[Start of PROVIDED RECORDS]
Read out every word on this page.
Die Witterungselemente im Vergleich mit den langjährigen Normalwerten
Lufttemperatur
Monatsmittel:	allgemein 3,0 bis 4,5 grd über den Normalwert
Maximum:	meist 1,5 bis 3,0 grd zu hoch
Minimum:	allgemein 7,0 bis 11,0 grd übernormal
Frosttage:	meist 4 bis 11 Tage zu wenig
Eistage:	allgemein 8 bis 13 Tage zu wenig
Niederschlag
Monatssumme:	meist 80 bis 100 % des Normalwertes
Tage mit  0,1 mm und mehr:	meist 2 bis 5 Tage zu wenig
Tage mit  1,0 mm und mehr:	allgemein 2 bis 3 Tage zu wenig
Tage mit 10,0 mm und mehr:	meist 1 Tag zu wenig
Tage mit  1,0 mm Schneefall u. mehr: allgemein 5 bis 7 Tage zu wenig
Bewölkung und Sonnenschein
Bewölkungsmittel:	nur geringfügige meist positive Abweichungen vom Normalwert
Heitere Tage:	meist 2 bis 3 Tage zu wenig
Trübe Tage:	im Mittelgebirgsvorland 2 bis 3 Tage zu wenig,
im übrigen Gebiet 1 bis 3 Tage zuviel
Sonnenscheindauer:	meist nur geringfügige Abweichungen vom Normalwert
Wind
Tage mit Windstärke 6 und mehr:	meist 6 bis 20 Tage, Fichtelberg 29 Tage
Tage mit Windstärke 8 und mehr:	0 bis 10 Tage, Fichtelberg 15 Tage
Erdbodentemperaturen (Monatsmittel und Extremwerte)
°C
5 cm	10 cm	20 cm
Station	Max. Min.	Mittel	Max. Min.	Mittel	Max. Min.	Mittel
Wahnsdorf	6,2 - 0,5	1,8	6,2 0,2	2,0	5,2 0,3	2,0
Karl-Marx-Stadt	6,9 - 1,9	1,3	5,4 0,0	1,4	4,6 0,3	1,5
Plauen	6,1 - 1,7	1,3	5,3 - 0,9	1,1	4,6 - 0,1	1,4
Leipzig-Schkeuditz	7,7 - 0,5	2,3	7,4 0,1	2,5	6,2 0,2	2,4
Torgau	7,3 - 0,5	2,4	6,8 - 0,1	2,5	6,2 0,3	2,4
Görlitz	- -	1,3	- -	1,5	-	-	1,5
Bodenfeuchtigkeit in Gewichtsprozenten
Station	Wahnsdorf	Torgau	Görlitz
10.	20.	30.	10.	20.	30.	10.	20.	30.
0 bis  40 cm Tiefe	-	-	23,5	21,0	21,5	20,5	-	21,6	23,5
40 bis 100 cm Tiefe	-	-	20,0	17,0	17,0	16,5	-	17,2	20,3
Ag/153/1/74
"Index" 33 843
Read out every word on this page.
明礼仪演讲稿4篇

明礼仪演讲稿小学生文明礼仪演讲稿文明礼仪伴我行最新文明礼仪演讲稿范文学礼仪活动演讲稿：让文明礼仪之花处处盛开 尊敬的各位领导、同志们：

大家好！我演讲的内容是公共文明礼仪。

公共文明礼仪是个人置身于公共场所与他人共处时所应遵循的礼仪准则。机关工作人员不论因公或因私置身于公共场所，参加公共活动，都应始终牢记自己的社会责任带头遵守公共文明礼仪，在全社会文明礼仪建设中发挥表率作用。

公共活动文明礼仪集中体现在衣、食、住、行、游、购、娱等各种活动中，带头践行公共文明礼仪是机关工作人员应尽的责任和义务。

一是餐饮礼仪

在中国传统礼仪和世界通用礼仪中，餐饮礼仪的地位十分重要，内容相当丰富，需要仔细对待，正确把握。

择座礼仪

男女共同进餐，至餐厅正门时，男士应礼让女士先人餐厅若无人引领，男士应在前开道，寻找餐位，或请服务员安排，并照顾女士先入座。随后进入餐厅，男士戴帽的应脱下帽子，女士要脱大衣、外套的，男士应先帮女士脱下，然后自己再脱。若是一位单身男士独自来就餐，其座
[End of PROVIDED RECORDS]
_WHAT TO PRODUCE_.
Please reproduce each line exactly as written.

_WRITTEN REPLY_.
Read out every word on this page.
Die Witterungselemente im Vergleich mit den langjährigen Normalwerten
Lufttemperatur
Monatsmittel:	allgemein 3,0 bis 4,5 grd über den Normalwert
Maximum:	meist 1,5 bis 3,0 grd zu hoch
Minimum:	allgemein 7,0 bis 11,0 grd übernormal
Frosttage:	meist 4 bis 11 Tage zu wenig
Eistage:	allgemein 8 bis 13 Tage zu wenig
Niederschlag
Monatssumme:	meist 80 bis 100 % des Normalwertes
Tage mit  0,1 mm und mehr:	meist 2 bis 5 Tage zu wenig
Tage mit  1,0 mm und mehr:	allgemein 2 bis 3 Tage zu wenig
Tage mit 10,0 mm und mehr:	meist 1 Tag zu wenig
Tage mit  1,0 mm Schneefall u. mehr: allgemein 5 bis 7 Tage zu wenig
Bewölkung und Sonnenschein
Bewölkungsmittel:	nur geringfügige meist positive Abweichungen vom Normalwert
Heitere Tage:	meist 2 bis 3 Tage zu wenig
Trübe Tage:	im Mittelgebirgsvorland 2 bis 3 Tage zu wenig,
im übrigen Gebiet 1 bis 3 Tage zuviel
Sonnenscheindauer:	meist nur geringfügige Abweichungen vom Normalwert
Wind
Tage mit Windstärke 6 und mehr:	meist 6 bis 20 Tage, Fichtelberg 29 Tage
Tage mit Windstärke 8 und mehr:	0 bis 10 Tage, Fichtelberg 15 Tage
Erdbodentemperaturen (Monatsmittel und Extremwerte)
°C
5 cm	10 cm	20 cm
Station	Max. Min.	Mittel	Max. Min.	Mittel	Max. Min.	Mittel
Wahnsdorf	6,2 - 0,5	1,8	6,2 0,2	2,0	5,2 0,3	2,0
Karl-Marx-Stadt	6,9 - 1,9	1,3	5,4 0,0	1,4	4,6 0,3	1,5
Plauen	6,1 - 1,7	1,3	5,3 - 0,9	1,1	4,6 - 0,1	1,4
Leipzig-Schkeuditz	7,7 - 0,5	2,3	7,4 0,1	2,5	6,2 0,2	2,4
Torgau	7,3 - 0,5	2,4	6,8 - 0,1	2,5	6,2 0,3	2,4
Görlitz	- -	1,3	- -	1,5	-	-	1,5
Bodenfeuchtigkeit in Gewichtsprozenten
Station	Wahnsdorf	Torgau	Görlitz
10.	20.	30.	10.	20.	30.	10.	20.	30.
0 bis  40 cm Tiefe	-	-	23,5	21,0	21,5	20,5	-	21,6	23,5
40 bis 100 cm Tiefe	-	-	20,0	17,0	17,0	16,5	-	17,2	20,3
Ag/153/1/74
"Index" 33 843
Read out every word on this page.
明礼仪演讲稿4篇

明礼仪演讲稿小学生文明礼仪演讲稿文明礼仪伴我行最新文明礼仪演讲稿范文学礼仪活动演讲稿：让文明礼仪之花处处盛开 尊敬的各位领导、同志们：

大家好！我演讲的内容是公共文明礼仪。

公共文明礼仪是个人置身于公共场所与他人共处时所应遵循的礼仪准则。机关工作人员不论因公或因私置身于公共场所，参加公共活动，都应始终牢记自己的社会责任带头遵守公共文明礼仪，在全社会文明礼仪建设中发挥表率作用。

公共活动文明礼仪集中体现在衣、食、住、行、游、购、娱等各种活动中，带头践行公共文明礼仪是机关工作人员应尽的责任和义务。

一是餐饮礼仪

在中国传统礼仪和世界通用礼仪中，餐饮礼仪的地位十分重要，内容相当丰富，需要仔细对待，正确把握。

择座礼仪

男女共同进餐，至餐厅正门时，男士应礼让女士先人餐厅若无人引领，男士应在前开道，寻找餐位，或请服务员安排，并照顾女士先入座。随后进入餐厅，男士戴帽的应脱下帽子，女士要脱大衣、外套的，男士应先帮女士脱下，然后自己再脱。若是一位单身男士独自来就餐，其座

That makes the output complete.